[Begin Document section]

The mesons with vacuum quantum numbers are known to be crucial for
a full understanding of the symmetry breaking mechanisms in QCD,
and presumably also for confinement. The  lightest scalar mesons
have been controversial since their first observation over thirty
years ago. Due to the complications of the nonperturbative strong
interactions there is still no general agreement as to where are
the $q\bar q$ states, whether there is necessarily a glueball
among the light scalars, and whether some of the too numerous
scalars are multiquark, $K\bar K$ or other meson-meson bound
states.  The main problem is that there are too many\cite{kyoto}
light scalars below 1.5 GeV.

A  likely solution\cite{CloseNT} is that in addition  to a \qq\
nonet and a glueball above 1.2 GeV, there is another nonet of more
complicated nature  below 1 GeV ($\sigma(600),\ a_0(980)$,
$f_0(980)$, $\kappa(\sim 800)$\cite{kappa}, i.e., 18 scalar states
in all. The latter nonet should have large 4-quark and meson-meson
components. There is a heated current debate as to whether the
\sig\ and especially the \kap\ really are true resonances or just
due to very strong attractions in the $\pi\pi$ and $K\pi$
channels. Here we do not want to enter into this debate, we shall
only assume that one can approximately model these effects by
effective fields. We discussed this with  Close in in more detail
in a recent review\cite{CloseNT}.

[End Document section]
[Begin Data excerpts]

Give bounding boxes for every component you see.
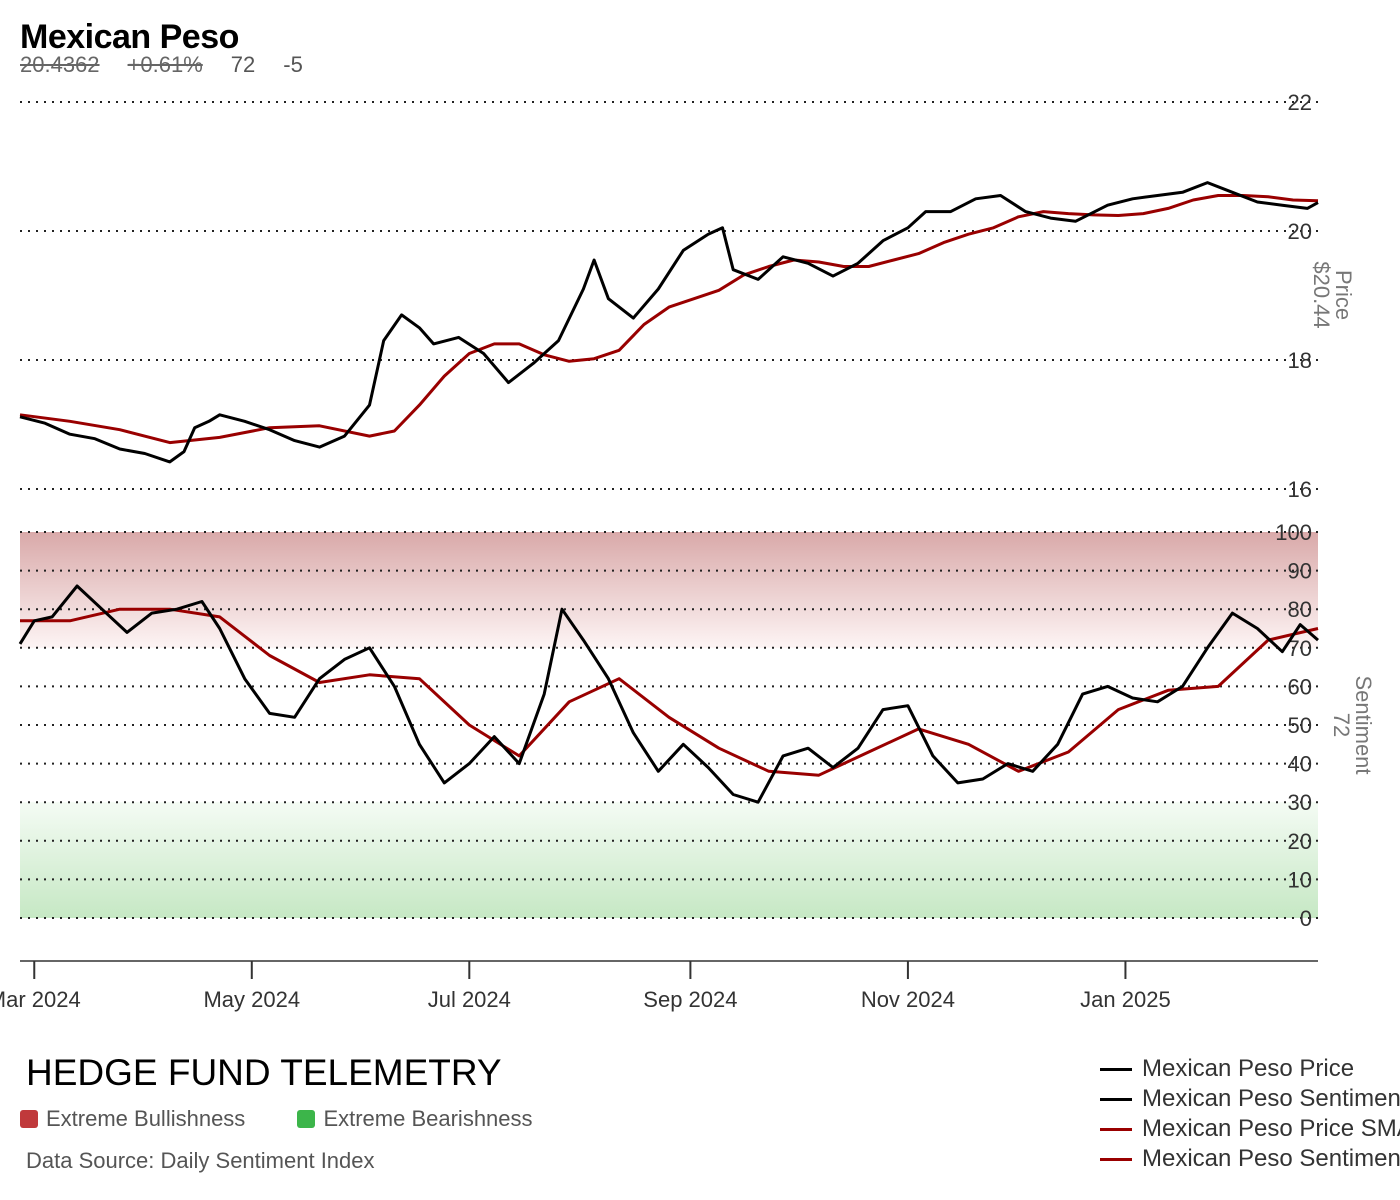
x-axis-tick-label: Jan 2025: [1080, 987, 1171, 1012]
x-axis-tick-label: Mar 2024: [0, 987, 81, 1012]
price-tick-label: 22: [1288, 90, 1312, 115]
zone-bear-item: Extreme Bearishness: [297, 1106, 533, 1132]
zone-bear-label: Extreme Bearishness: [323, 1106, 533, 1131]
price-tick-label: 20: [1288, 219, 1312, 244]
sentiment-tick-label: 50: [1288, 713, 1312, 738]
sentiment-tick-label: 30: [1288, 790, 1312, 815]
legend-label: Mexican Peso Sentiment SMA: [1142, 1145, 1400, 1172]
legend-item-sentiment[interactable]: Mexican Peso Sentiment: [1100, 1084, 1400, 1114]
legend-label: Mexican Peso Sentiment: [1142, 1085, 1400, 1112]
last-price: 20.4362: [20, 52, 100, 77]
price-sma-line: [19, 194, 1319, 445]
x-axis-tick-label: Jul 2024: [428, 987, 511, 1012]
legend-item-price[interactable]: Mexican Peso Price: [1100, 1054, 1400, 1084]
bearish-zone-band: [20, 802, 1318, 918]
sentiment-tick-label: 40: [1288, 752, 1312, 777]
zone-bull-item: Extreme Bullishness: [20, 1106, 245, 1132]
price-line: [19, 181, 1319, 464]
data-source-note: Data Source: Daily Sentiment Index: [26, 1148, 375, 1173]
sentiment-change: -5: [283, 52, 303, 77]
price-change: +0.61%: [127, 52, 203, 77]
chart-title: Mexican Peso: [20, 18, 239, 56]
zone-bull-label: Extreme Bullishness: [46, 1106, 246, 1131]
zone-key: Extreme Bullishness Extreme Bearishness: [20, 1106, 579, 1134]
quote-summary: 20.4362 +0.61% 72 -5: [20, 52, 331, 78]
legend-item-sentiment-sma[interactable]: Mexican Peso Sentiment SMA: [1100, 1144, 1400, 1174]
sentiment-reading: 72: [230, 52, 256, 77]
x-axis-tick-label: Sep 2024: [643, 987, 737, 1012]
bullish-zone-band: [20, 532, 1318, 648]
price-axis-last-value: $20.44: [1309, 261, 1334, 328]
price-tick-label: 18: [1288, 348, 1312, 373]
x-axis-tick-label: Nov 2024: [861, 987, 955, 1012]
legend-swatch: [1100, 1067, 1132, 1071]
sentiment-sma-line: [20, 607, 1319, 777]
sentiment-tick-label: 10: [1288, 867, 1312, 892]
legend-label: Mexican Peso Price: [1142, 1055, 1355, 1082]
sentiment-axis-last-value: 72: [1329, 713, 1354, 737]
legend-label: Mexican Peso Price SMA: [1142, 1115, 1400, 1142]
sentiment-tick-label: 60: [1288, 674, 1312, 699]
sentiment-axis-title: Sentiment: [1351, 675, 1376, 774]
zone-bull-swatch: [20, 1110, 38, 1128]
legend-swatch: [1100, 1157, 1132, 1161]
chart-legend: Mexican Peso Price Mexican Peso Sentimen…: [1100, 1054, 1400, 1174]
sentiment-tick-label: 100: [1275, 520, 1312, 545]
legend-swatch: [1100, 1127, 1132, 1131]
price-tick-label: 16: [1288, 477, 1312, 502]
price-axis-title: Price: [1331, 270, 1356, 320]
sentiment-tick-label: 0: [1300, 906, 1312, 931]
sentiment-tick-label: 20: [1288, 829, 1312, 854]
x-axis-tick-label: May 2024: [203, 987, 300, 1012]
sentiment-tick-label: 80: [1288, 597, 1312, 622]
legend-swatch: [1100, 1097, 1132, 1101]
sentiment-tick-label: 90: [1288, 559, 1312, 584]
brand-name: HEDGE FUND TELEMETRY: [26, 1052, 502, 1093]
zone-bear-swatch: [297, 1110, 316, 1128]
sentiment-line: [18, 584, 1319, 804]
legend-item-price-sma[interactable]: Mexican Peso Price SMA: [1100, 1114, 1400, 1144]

[End Data excerpts]
[Begin Data excerpts]

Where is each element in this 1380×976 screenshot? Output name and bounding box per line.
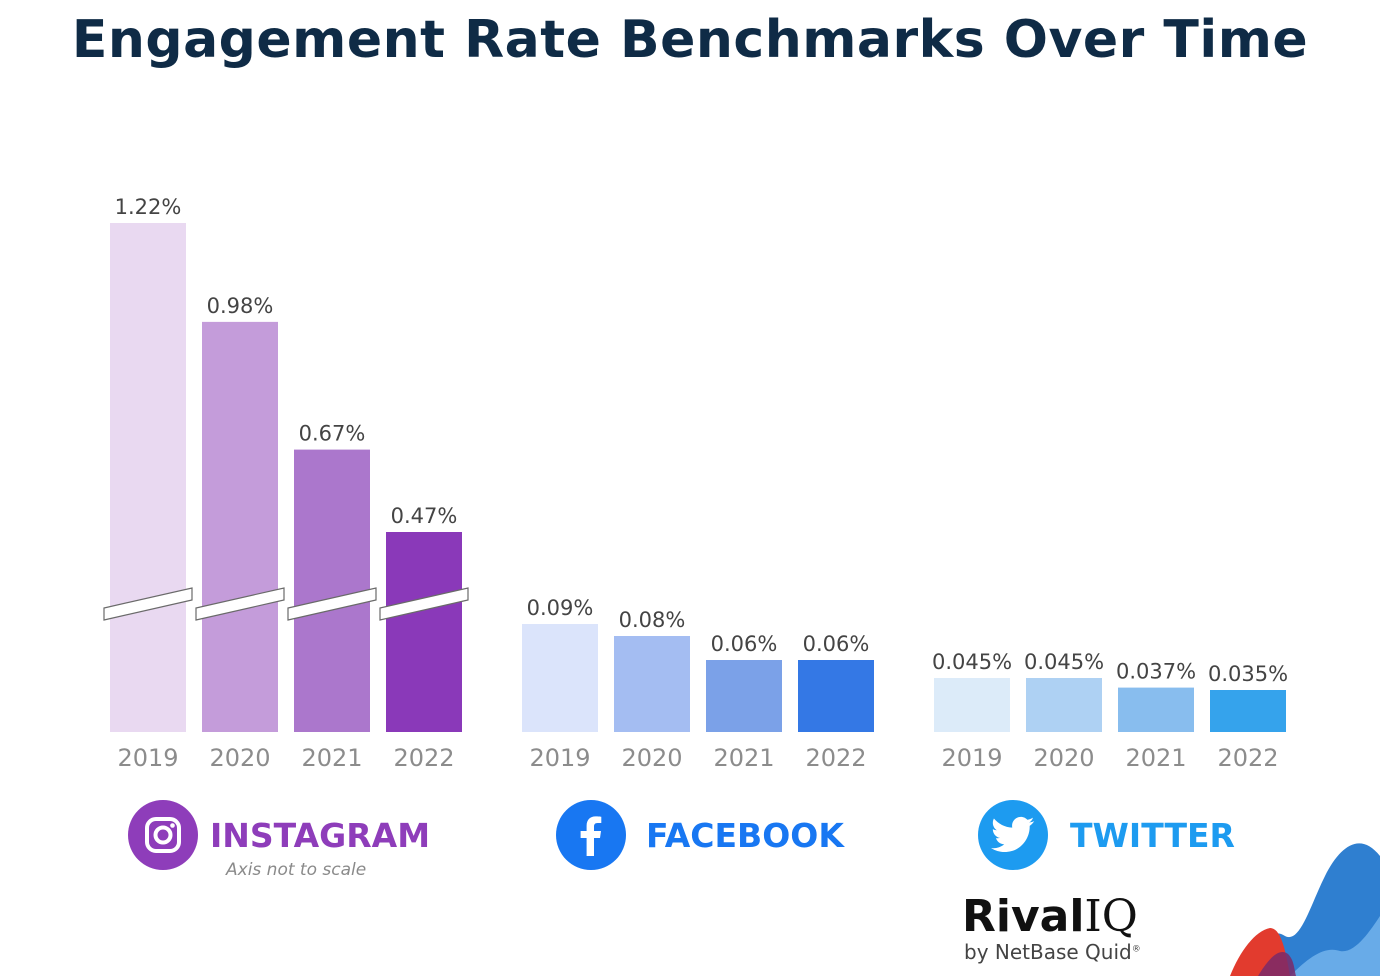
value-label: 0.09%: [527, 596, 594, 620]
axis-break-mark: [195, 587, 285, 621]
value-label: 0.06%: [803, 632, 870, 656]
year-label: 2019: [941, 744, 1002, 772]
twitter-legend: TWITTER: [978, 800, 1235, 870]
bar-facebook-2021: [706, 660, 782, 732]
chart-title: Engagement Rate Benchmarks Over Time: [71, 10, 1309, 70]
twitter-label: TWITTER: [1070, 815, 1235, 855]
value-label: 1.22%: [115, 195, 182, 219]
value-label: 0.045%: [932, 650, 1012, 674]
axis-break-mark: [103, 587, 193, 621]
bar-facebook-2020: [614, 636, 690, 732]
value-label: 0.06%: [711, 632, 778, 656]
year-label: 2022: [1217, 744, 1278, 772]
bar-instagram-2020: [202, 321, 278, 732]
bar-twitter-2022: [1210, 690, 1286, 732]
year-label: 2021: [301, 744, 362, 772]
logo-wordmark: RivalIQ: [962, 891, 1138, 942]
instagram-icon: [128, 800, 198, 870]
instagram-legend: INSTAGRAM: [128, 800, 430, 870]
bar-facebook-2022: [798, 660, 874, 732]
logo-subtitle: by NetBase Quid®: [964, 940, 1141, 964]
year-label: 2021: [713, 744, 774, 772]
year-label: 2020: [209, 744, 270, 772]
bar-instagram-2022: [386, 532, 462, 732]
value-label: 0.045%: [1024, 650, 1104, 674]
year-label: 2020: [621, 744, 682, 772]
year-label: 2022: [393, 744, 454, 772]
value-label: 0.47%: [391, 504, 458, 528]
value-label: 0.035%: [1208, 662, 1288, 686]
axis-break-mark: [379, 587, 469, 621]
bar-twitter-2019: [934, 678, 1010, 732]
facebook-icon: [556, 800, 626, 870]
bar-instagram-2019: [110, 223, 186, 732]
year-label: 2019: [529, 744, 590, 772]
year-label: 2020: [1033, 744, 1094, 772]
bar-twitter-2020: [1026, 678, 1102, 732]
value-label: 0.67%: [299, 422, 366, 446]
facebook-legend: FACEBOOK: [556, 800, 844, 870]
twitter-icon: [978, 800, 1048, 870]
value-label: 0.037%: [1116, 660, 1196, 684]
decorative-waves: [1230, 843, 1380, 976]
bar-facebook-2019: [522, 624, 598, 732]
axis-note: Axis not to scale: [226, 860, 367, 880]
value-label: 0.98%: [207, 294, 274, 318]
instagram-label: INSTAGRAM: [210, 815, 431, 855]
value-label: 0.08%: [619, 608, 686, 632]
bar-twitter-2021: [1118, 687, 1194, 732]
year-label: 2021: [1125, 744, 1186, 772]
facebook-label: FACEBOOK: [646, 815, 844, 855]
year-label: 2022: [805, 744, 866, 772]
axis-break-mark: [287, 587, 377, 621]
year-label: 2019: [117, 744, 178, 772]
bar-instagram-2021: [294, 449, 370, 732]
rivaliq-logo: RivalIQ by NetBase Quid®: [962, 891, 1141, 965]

[End Data excerpts]
[Begin Data excerpts]

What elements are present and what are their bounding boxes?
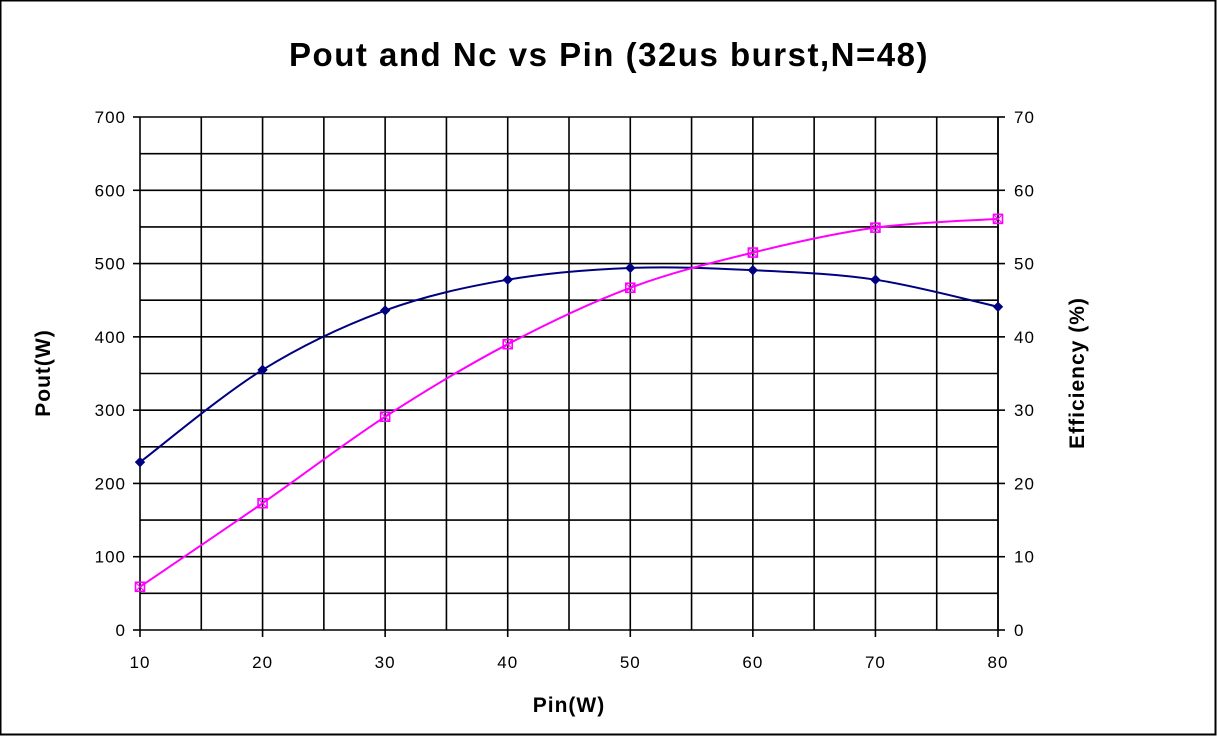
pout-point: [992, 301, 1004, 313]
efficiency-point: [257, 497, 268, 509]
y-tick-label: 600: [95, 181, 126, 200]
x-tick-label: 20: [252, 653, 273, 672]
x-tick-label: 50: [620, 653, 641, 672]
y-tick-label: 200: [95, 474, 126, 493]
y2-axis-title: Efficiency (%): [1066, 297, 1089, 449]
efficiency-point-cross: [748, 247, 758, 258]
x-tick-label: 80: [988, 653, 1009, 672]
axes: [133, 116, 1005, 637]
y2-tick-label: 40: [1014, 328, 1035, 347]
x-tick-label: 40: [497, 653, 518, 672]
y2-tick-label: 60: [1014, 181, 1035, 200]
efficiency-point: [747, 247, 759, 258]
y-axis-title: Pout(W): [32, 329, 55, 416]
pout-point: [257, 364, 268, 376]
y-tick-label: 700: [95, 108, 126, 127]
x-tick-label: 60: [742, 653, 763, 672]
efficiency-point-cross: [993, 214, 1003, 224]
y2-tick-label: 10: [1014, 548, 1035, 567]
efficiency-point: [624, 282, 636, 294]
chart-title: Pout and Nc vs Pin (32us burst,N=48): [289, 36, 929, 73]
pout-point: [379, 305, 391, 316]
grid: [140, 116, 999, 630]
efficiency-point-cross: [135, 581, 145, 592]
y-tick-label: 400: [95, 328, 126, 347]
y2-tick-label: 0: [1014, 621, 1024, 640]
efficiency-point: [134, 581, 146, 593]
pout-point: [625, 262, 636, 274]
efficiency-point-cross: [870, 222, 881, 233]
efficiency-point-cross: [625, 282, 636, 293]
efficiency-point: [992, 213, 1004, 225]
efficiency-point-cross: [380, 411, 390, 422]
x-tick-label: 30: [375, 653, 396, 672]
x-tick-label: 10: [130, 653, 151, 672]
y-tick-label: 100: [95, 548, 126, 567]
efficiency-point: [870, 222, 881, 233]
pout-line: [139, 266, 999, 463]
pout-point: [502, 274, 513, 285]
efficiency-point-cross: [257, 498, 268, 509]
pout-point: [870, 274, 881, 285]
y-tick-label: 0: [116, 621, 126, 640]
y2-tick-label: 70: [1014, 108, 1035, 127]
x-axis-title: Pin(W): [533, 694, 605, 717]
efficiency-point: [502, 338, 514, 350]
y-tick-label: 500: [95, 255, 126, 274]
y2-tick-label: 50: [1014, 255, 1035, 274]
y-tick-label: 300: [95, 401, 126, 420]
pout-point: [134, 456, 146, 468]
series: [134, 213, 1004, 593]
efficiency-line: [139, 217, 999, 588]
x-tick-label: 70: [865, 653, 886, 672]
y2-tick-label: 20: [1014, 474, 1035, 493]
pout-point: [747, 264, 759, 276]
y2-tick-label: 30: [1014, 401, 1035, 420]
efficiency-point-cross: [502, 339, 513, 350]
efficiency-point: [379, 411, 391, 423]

[End Data excerpts]

§ **To be done**
a. Answer these questions using the passage on scalar mesons:
(i) For how long have the lightest scalar mesons been controversial?
(ii) What is the main problem with the light scalars?
(iii) How many scalar states are there in all under the likely solution described?
b. Transcribe part of the passage on scalar mesons, beginning at the words "The mesons with" and stopping after "below 1.5 GeV.".

§ **Final answers**
a.
(i) Since their first observation over thirty years ago.
(ii) There are too many light scalars below 1.5 GeV.
(iii) 18 scalar states.

b.
The mesons with vacuum quantum numbers are known to be crucial for
a full understanding of the symmetry breaking mechanisms in QCD,
and presumably also for confinement. The  lightest scalar mesons
have been controversial since their first observation over thirty
years ago. Due to the complications of the nonperturbative strong
interactions there is still no general agreement as to where are
the $q\bar q$ states, whether there is necessarily a glueball
among the light scalars, and whether some of the too numerous
scalars are multiquark, $K\bar K$ or other meson-meson bound
states.  The main problem is that there are too many\cite{kyoto}
light scalars below 1.5 GeV.